◆ **Testo da leggere**:
****************************************
Il cinema contemporaneo davanti all'Aldilà

Gli interessanti casi di Clint Eastwood, Alejandro Gonzàlez Iñárritu e Terrence Malick.

Cultura 07_04_2012
"The Tree of Life" di Terrence Malick

 

Dal nuovo fascicolo del mensile Studi Cattolici, diretto a Milano da Cesare Cavalleri, proponiamo questa riflessione su alcuni aspetti poco pop ma molto alti del cinema contemporaneo.

 

Nel 1978 Warren Beatty diresse e interpretò come protagonista Il Paradiso può attendere. Nel film, un giocatore di football americano, Joe Pendleton, per uno sbaglio del suo «accompagnatore» (una sorta di angelo), viene portato in cielo prima del previsto. In realtà, il posto in cui arriva Joe non è esattamente il paradiso, ma una «stazione di transito» nella quale uomini e donne di età diverse aspettano in fila davanti alla scalinata di un aereo, che li porterà alla loro final destination. Tutti sono in silenzio, seri, nessuno scherza, le cose procedono come previsto, c’è un regolamento ferreo, i funzionari vestono giacca e cravatta, e appare subito chiaro che il nostro Joe è completamente fuori posto. Abbiamo detto che non è il paradiso, ma siamo comunque nell’aldilà. E questo aldilà è un luogo ordinato ma noioso, dove non capita niente di interessante, dove appunto tutto procede come previsto... eternamente. Non viene nessuna voglia di andarci. Ma si tratta di un’iconografia del cielo spesso usata in àmbito cinematografico e in altre rappresentazioni artistiche lungo i secoli. E forse anche la più intuitiva: un posto tranquillo tra le nuvole.
****************************************
◆ **Alcuni record**:
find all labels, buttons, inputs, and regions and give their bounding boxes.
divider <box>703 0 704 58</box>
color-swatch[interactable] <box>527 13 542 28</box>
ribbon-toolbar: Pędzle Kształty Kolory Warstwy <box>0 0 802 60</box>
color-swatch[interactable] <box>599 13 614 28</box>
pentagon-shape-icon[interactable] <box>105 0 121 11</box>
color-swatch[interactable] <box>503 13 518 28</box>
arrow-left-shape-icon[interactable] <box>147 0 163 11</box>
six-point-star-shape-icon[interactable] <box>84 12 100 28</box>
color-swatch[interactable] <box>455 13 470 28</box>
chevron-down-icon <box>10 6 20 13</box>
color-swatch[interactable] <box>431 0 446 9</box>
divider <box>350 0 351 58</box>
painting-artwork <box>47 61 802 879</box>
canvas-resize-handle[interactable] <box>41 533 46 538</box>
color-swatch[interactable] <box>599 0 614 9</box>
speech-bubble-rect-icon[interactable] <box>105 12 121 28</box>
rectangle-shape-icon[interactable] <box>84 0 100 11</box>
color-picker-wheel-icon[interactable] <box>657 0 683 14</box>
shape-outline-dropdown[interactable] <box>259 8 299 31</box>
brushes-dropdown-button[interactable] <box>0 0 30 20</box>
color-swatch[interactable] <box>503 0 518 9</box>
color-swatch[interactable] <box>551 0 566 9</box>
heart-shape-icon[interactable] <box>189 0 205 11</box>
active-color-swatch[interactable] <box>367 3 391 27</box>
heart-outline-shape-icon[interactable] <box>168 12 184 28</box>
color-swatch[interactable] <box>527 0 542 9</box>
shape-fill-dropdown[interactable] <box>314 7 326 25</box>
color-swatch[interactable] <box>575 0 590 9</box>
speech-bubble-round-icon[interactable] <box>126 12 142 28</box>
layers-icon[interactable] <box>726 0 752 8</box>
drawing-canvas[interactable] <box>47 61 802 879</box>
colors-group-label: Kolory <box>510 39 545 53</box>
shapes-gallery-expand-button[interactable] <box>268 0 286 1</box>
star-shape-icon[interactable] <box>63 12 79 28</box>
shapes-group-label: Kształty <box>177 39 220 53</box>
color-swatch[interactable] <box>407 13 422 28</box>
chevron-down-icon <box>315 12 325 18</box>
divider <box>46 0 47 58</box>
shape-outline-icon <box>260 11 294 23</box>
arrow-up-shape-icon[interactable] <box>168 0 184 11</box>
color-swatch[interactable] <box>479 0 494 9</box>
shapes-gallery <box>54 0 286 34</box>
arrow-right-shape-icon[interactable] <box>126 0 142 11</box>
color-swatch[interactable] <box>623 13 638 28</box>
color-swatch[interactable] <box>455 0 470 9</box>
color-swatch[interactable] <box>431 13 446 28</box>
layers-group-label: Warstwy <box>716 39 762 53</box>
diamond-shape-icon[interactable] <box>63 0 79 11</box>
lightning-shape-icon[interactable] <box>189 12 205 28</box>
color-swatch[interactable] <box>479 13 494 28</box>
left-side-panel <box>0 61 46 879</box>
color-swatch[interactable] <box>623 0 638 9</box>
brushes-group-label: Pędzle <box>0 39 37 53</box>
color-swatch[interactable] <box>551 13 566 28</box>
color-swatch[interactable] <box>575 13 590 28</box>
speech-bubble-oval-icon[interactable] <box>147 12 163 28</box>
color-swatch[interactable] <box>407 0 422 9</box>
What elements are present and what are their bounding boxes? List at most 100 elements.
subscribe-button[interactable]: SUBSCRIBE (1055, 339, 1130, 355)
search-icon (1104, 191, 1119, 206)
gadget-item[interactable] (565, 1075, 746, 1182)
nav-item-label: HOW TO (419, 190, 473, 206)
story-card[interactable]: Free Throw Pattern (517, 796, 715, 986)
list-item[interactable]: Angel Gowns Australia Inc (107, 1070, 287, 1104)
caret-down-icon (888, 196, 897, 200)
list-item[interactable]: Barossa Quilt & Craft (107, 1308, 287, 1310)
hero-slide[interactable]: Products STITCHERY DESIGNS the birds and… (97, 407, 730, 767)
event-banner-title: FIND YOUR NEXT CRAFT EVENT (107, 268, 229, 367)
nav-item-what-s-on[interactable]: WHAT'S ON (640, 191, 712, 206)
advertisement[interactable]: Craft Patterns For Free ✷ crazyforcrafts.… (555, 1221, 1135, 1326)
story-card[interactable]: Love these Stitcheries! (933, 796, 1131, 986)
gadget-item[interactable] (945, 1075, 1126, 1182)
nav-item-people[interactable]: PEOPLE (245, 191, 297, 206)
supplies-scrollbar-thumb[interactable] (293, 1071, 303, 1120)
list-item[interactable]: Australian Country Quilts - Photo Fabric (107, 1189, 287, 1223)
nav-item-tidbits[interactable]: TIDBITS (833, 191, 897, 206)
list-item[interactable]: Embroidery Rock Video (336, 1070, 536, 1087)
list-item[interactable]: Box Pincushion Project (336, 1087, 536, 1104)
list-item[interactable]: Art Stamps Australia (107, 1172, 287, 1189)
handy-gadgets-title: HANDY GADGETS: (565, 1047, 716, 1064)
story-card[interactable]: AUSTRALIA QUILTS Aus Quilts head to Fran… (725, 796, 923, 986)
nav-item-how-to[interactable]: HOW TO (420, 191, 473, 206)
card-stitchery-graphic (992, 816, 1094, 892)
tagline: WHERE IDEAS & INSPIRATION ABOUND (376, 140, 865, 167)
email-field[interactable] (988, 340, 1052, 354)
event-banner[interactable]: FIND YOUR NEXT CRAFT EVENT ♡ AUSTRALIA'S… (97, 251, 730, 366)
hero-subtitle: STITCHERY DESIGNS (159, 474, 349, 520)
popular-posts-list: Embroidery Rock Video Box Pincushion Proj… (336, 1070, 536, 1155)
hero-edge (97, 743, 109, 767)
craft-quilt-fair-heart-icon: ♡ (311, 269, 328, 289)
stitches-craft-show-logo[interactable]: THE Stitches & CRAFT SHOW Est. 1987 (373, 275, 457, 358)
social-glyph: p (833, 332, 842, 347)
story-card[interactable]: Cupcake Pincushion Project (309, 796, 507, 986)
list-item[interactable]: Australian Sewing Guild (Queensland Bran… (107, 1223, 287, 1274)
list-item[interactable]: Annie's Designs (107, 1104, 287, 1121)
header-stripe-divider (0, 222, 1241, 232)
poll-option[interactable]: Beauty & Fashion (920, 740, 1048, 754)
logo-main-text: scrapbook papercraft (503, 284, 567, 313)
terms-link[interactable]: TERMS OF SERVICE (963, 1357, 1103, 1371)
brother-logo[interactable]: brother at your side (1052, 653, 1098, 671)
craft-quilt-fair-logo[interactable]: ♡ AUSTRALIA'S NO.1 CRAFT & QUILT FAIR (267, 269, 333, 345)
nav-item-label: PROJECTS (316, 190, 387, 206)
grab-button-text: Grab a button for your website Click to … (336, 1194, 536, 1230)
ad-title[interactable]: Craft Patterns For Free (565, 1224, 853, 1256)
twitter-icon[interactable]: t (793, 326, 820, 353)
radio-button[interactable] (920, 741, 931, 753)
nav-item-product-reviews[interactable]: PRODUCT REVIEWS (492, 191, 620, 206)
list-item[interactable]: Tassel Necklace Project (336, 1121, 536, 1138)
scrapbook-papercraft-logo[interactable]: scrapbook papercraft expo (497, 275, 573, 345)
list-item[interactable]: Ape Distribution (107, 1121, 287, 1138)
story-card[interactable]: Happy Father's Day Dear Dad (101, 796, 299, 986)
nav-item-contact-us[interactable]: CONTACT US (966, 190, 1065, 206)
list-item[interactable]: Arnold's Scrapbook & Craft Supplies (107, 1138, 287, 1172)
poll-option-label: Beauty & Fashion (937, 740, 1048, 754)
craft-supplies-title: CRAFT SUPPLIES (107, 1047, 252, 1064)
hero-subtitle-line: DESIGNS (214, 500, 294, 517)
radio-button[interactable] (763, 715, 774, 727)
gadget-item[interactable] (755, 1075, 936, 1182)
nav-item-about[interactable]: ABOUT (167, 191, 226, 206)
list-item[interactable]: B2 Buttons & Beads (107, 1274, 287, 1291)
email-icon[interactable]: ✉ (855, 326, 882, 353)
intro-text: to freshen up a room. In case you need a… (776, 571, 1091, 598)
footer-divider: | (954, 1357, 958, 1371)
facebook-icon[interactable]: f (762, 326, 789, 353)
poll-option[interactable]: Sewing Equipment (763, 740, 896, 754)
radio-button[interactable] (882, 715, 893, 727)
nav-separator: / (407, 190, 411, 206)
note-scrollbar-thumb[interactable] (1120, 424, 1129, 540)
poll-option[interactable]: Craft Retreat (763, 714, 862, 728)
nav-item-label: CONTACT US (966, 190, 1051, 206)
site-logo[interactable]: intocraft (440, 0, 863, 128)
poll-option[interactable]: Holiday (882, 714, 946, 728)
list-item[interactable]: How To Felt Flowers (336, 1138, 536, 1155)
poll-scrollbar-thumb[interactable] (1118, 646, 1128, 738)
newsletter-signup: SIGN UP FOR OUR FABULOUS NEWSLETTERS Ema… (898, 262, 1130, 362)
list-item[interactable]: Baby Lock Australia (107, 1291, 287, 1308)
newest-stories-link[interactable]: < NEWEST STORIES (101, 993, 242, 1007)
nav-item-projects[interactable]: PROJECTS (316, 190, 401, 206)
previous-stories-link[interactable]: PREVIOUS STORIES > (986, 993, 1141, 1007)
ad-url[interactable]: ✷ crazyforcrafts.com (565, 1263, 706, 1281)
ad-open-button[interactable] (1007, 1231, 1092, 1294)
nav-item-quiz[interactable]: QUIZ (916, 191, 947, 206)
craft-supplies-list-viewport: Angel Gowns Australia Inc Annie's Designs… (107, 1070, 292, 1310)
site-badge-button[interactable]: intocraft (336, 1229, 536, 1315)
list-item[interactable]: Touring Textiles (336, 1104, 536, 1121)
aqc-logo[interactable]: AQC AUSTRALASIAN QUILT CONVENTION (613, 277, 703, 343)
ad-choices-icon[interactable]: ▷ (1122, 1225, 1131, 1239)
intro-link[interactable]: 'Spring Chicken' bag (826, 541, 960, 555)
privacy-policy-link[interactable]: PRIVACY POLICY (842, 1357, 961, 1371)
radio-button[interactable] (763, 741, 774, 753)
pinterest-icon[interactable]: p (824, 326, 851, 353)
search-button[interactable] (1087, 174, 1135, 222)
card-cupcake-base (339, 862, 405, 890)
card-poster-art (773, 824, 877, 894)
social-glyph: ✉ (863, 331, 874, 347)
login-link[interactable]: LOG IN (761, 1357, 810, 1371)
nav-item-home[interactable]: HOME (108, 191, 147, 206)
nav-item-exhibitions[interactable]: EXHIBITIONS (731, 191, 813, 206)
****************************************
◆ **Obiettivo**:
Prosegui il testo sul cinema contemporaneo e l'aldilà, riprendendo subito dopo l'ultima frase riportata. I record non hanno alcun ruolo in questo lavoro.

◆ **Risultato**:
In questa commedia evidentemente funziona. Il paradigma funziona anche in un altro film classico precedente, del 1946, Scala al Paradiso, diretto da Powell e Pressburguer. Qui capita qualcosa di simile al film di Warren Beatty, ma al rovescio. Il capitano Peter Carter (David Niven) doveva morire, invece sopravvive per un errore del suo «conductor» che aveva la missione di portarlo in cielo («conductor» nel doppiaggio all’italiano viene tradotto come «custode», per la sua somiglianza con un angelo, ma in realtà si tratta di un defunto decapitato durante la Rivoluzione francese). Al custode viene ordinato di riparare il suo sbaglio quanto prima, sennonché si trova di fronte a un grosso problema: in quel breve interim, Carter si è innamorato, e ora non vuole più abbandonare la terra. L’aldilà che attende Carter viene raffigurato come una sala d’attesa dove le persone prendono le ali per andare in paradiso. Di nuovo, un posto ordinato dove «c’è più burocrazia che sulla terra», viene esplicitamente detto. Aggiungiamo che sebbene il film sia a colori, tutte le scene dell’aldilà sono in bianco e nero, il che accentua ancora di più il tono grigio del paradiso...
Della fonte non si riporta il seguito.